Understanding a bit about the way the mind works in response to visual stimulation is important, but what I want to get at here is simply this: DO NOT OVERLOOK THE SERIOUSNESS OF THE MATTER.
What we process with our eyes greatly effects our entire being. What we allow to penetrate our hearts then has the temptation of turning outward. And that’s why someone who started looking at porn, not only can’t stop, but also finds themselves suddenly objectifying all women, losing all respect for their wife, and going down a slippery slope where they suddenly don’t care anymore. And that’s why exposing children to improper materials which they aren’t able to process at their young age can greatly impact their mood, cause sleep disturbances, anxiety, depression, and anger issues. I’m not saying this will always be the case, but it does put your child at risk, and anything that puts a child at risk must be avoided as much as possible.
So how can we better regulate what our children are watching and what goes into their eyes (and consequently their mind and heart)? Here are a few suggestions:
#1: Do not allow personal handheld devices until a suitable age and even then use proper safeguarding websites and filters.
In an age where toddlers hold tablets, I know this will not come off as that popular, but it’s imperative that you know what your children are accessing. Children are at the greatest risk of being manipulated, exploited, and taken advantage of, especially because kids born in GenZ (and to a large degree even people from my generation – the Millenials) grew up posting every single thing on Facebook, Twitter, and Instagram. Many kids misunderstand the true meaning of the word “friend” and may share private information with someone who really doesn’t need to know. Especially with the growing popularity of apps like SnapChat or even image texting, it can be difficult to control exactly what gets sent around and teens in the heart of the moment can send inappropriate pictures or comments they might later come to regret.
That’s why even though your kids are going to beg you for more freedom, you NEED to check on them often. You NEED to limit their access to smartphones and other technology, and you NEED to demand to see their history especially if they are hiding anything from you.
When I was a kid, we only had one desktop in the house and it was in a public location so that my parents could walk by at any time and see what we kids were up to. Nowadays, that’s no longer the norm, but it’s still important in principle.
Don’t get me wrong, technology has so many benefits and I think it’s wonderful to think about the things my kids will have access to that I never did before. But it also comes at a cost. We need to be vigilant in teaching our kids that cyberspace is a real place with real dangers. Just like you need to teach a toddler to look both ways before crossing a street, you also need to gently ease your child into their use of technology and only allow more freedom once they have proven they know how to use it.

○ ○ ○

**SHORT EXERCISE 1**
Retype the stretch from "What we process" through "much as possible." in the passage on children's screen use.
**SHORT EXERCISE 2**
In the passage on children's screen use, where was the family's one desktop computer kept when the writer was a kid?
**SHORT EXERCISE 3**
Carry on the passage on children's screen use from where it stops.
The material placed after this text isn't needed.

**DATA SECTION**
○ ○ ○

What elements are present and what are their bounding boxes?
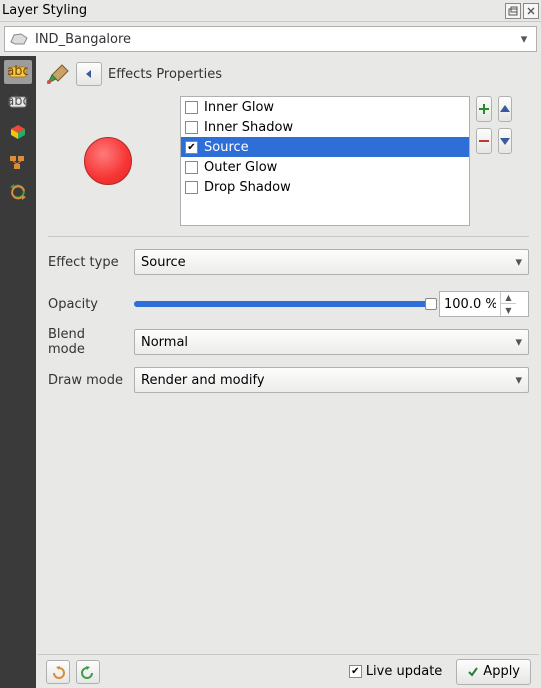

○ ○ ○

**RESULT 1**
What we process with our eyes greatly effects our entire being. What we allow to penetrate our hearts then has the temptation of turning outward. And that’s why someone who started looking at porn, not only can’t stop, but also finds themselves suddenly objectifying all women, losing all respect for their wife, and going down a slippery slope where they suddenly don’t care anymore. And that’s why exposing children to improper materials which they aren’t able to process at their young age can greatly impact their mood, cause sleep disturbances, anxiety, depression, and anger issues. I’m not saying this will always be the case, but it does put your child at risk, and anything that puts a child at risk must be avoided as much as possible.

**RESULT 2**
In a public location in the house, so the parents could walk by at any time and see what the kids were up to.

**RESULT 3**
If you still don’t see the value in what I’m saying, hear this: the average boy stumbles upon pornography between the ages of 8-12. I have male friends who have admitted these struggles to me, and they always say that for them, it didn’t start off with the hot chick, but rather with something as innocent as a car ad. They were hooked on a certain car (what boy wouldn’t be) and that car just happened to come with a cute model. Before they knew it, the car was becoming of less value to them, and their eyes were more and more fixated on the girl. We like to think of our children as innocent and I deeply believe no elementary aged kid would stumble upon this filth on purpose, but we need to understand that it’s out there and take every precaution to protect them and to guard what is sacred, pure, and holy.
#2: Watch Movies with Your Kids
When I was a youngster, my dad used to come downstairs and watch movies and tv shows with my brother and I. Young kids don’t mind this at all, in fact, most young children relish in having their parent’s attention. You can make it a special bonding time to watch Treehouse or Frozen with your kid, maybe even hosting a Friday night pizza and movie evening or providing a special treat like popcorn, chips, or Freezies.
Watching movies and TV shows together is a wonderful family activity on a number of levels. Firstly, it shows your children that you are invested in learning more about their interests and their favourite shows. Secondly, it helps you keep your guard as you properly monitor what exactly is going through their eyes (and if you see questionable material, you are able to pull the plug right away). Lastly, it provides a portal for dialogue. Many children’s movies teach a moral or a lesson and you might be able to expand upon this further. If there were any scenes that might have frightened your child, you’ll be able to explain them or at least understand if your child gets scared later in the night and comes crawling to your bed. And in a worse-case scenario where you did have to pull the plug, you can explain why and help your child realize that certain scenes or images might actually compromise the Christian faith you are trying to instill in them.
Of course, your child will naturally gravitate to favourite shows or want to watch the same movie multiple times. Once you’ve seen the show on a few occasions and are fairly confident that there is no questionable material, you should feel free to allow your child to keep watching at their leisure. You don’t need to constantly be glued to The Wiggles. Nevertheless, it might still be a good idea to remain within earshot or periodically pop in with pop, juice, or snacks just to check in and make sure things continue to run smoothly.
HINT: If you are thinking of hosting a regular movie night or if your kid wants to see a new movie in theatres that you aren’t sure about, a good place to look is www.pluggedinonline.com. This is an incredible Christian website that rates movies based on language, graphics, violence, and other points of interest. And while no movie is perfect, this will definitely give you a good starting point. Another good resource could be talking to other parents or a children’s pastor. Those of us who work with kids (especially in church settings) always have to be up on the latest movies and shows to make our ministries more relevant, so we likely may know a thing or two as well!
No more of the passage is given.